▶ [Your task]: Using the data below, copy each line that includes the word "times".

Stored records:
_ _ _ _ _

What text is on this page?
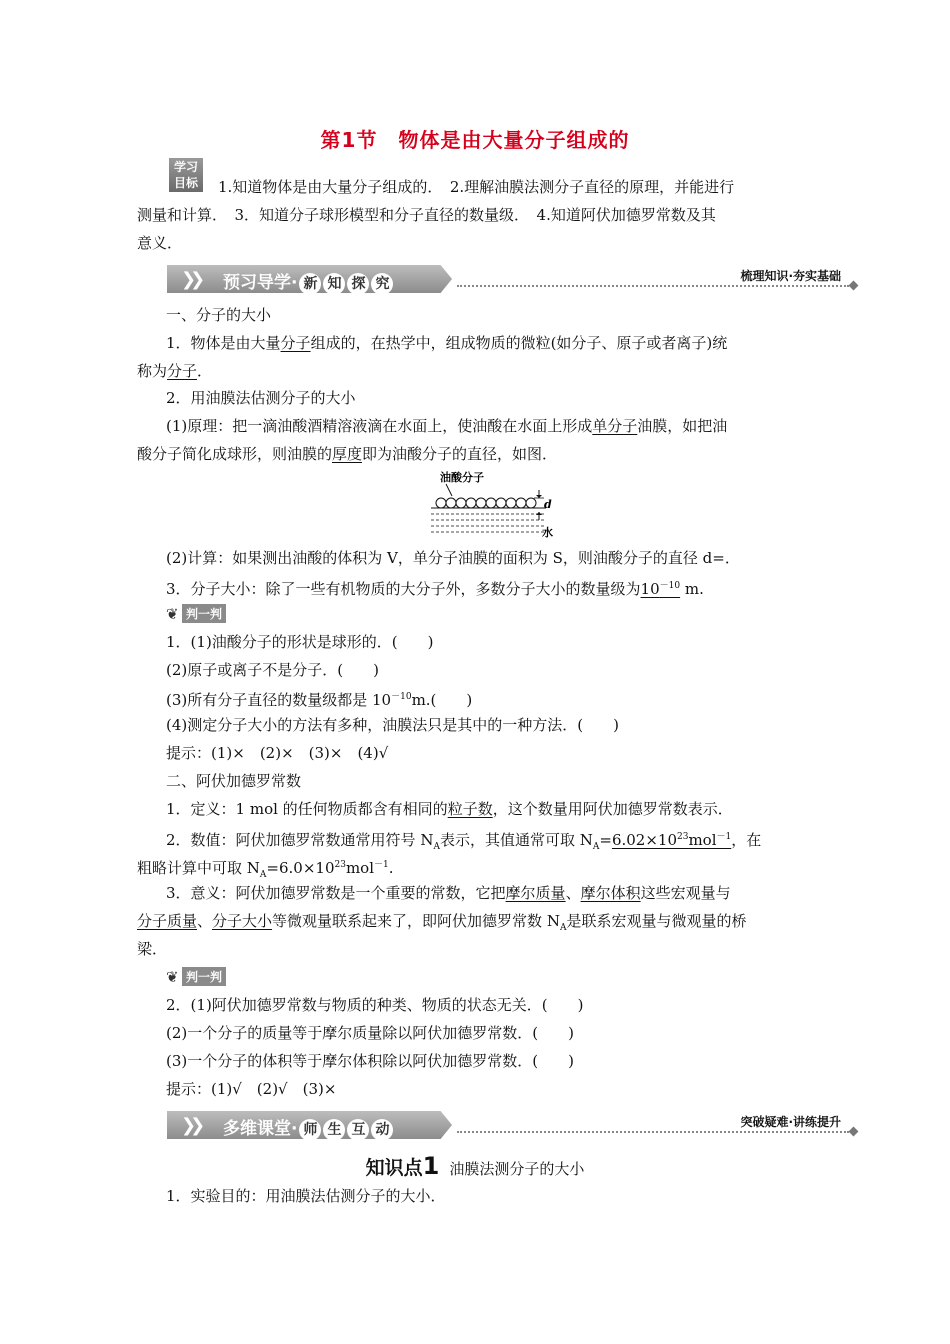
第1节　物体是由大量分子组成的
学习
目标	1.知道物体是由大量分子组成的．　2.理解油膜法测分子直径的原理，并能进行
测量和计算．　3．知道分子球形模型和分子直径的数量级．　4.知道阿伏加德罗常数及其
意义．
❯❯ 预习导学· 新 知 探 究	梳理知识·夯实基础
一、分子的大小
1．物体是由大量分子组成的，在热学中，组成物质的微粒(如分子、原子或者离子)统
称为分子．
2．用油膜法估测分子的大小
(1)原理：把一滴油酸酒精溶液滴在水面上，使油酸在水面上形成单分子油膜，如把油
酸分子简化成球形，则油膜的厚度即为油酸分子的直径，如图．
油酸分子
d
水
(2)计算：如果测出油酸的体积为 V，单分子油膜的面积为 S，则油酸分子的直径 d=．
3．分子大小：除了一些有机物质的大分子外，多数分子大小的数量级为$10^{-10}$ m.
❦ 判一判
1．(1)油酸分子的形状是球形的．(　　)
(2)原子或离子不是分子．(　　)
(3)所有分子直径的数量级都是 $10^{-10}m$.(　　)
(4)测定分子大小的方法有多种，油膜法只是其中的一种方法．(　　)
提示：(1)×　(2)×　(3)×　(4)√
二、阿伏加德罗常数
1．定义：1 mol 的任何物质都含有相同的粒子数，这个数量用阿伏加德罗常数表示．
2．数值：阿伏加德罗常数通常用符号 $N_A$表示，其值通常可取 $N_A=6.02\times 10^{23}mol^{-1}$，在
粗略计算中可取 $N_A=6.0\times 10^{23}mol^{-1}$.
3．意义：阿伏加德罗常数是一个重要的常数，它把摩尔质量、摩尔体积这些宏观量与
分子质量、分子大小等微观量联系起来了，即阿伏加德罗常数 $N_A$是联系宏观量与微观量的桥
梁．
❦ 判一判
2．(1)阿伏加德罗常数与物质的种类、物质的状态无关．(　　)
(2)一个分子的质量等于摩尔质量除以阿伏加德罗常数．(　　)
(3)一个分子的体积等于摩尔体积除以阿伏加德罗常数．(　　)
提示：(1)√　(2)√　(3)×
❯❯ 多维课堂· 师 生 互 动	突破疑难·讲练提升
知识点1 油膜法测分子的大小
1．实验目的：用油膜法估测分子的大小．
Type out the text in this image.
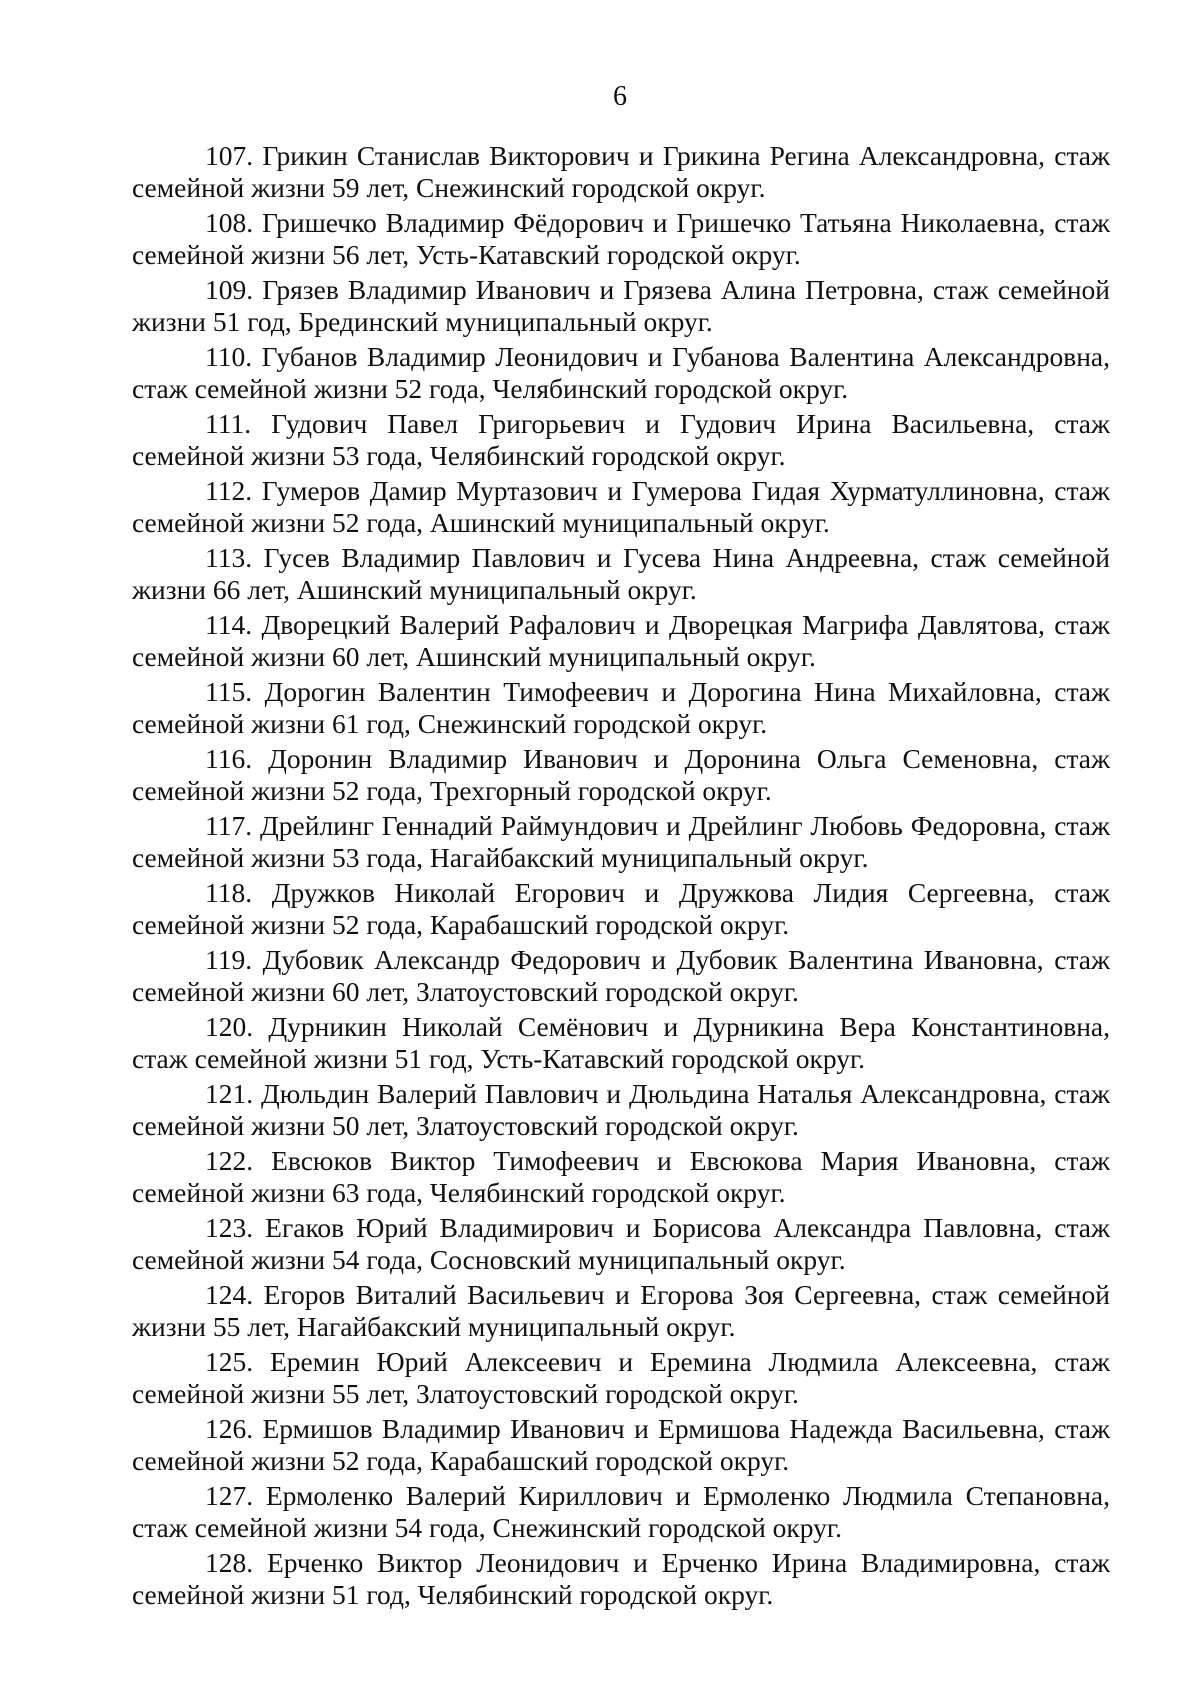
6

107. Грикин Станислав Викторович и Грикина Регина Александровна, стаж семейной жизни 59 лет, Снежинский городской округ.

108. Гришечко Владимир Фёдорович и Гришечко Татьяна Николаевна, стаж семейной жизни 56 лет, Усть-Катавский городской округ.

109. Грязев Владимир Иванович и Грязева Алина Петровна, стаж семейной жизни 51 год, Брединский муниципальный округ.

110. Губанов Владимир Леонидович и Губанова Валентина Александровна, стаж семейной жизни 52 года, Челябинский городской округ.

111. Гудович Павел Григорьевич и Гудович Ирина Васильевна, стаж семейной жизни 53 года, Челябинский городской округ.

112. Гумеров Дамир Муртазович и Гумерова Гидая Хурматуллиновна, стаж семейной жизни 52 года, Ашинский муниципальный округ.

113. Гусев Владимир Павлович и Гусева Нина Андреевна, стаж семейной жизни 66 лет, Ашинский муниципальный округ.

114. Дворецкий Валерий Рафалович и Дворецкая Магрифа Давлятова, стаж семейной жизни 60 лет, Ашинский муниципальный округ.

115. Дорогин Валентин Тимофеевич и Дорогина Нина Михайловна, стаж семейной жизни 61 год, Снежинский городской округ.

116. Доронин Владимир Иванович и Доронина Ольга Семеновна, стаж семейной жизни 52 года, Трехгорный городской округ.

117. Дрейлинг Геннадий Раймундович и Дрейлинг Любовь Федоровна, стаж семейной жизни 53 года, Нагайбакский муниципальный округ.

118. Дружков Николай Егорович и Дружкова Лидия Сергеевна, стаж семейной жизни 52 года, Карабашский городской округ.

119. Дубовик Александр Федорович и Дубовик Валентина Ивановна, стаж семейной жизни 60 лет, Златоустовский городской округ.

120. Дурникин Николай Семёнович и Дурникина Вера Константиновна, стаж семейной жизни 51 год, Усть-Катавский городской округ.

121. Дюльдин Валерий Павлович и Дюльдина Наталья Александровна, стаж семейной жизни 50 лет, Златоустовский городской округ.

122. Евсюков Виктор Тимофеевич и Евсюкова Мария Ивановна, стаж семейной жизни 63 года, Челябинский городской округ.

123. Егаков Юрий Владимирович и Борисова Александра Павловна, стаж семейной жизни 54 года, Сосновский муниципальный округ.

124. Егоров Виталий Васильевич и Егорова Зоя Сергеевна, стаж семейной жизни 55 лет, Нагайбакский муниципальный округ.

125. Еремин Юрий Алексеевич и Еремина Людмила Алексеевна, стаж семейной жизни 55 лет, Златоустовский городской округ.

126. Ермишов Владимир Иванович и Ермишова Надежда Васильевна, стаж семейной жизни 52 года, Карабашский городской округ.

127. Ермоленко Валерий Кириллович и Ермоленко Людмила Степановна, стаж семейной жизни 54 года, Снежинский городской округ.

128. Ерченко Виктор Леонидович и Ерченко Ирина Владимировна, стаж семейной жизни 51 год, Челябинский городской округ.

_ _ _ _ _

▶ [Exercise result]:
2．数值：阿伏加德罗常数通常用符号 $N_A$表示，其值通常可取 $N_A=6.02\times 10^{23}mol^{-1}$，在
粗略计算中可取 $N_A=6.0\times 10^{23}mol^{-1}$.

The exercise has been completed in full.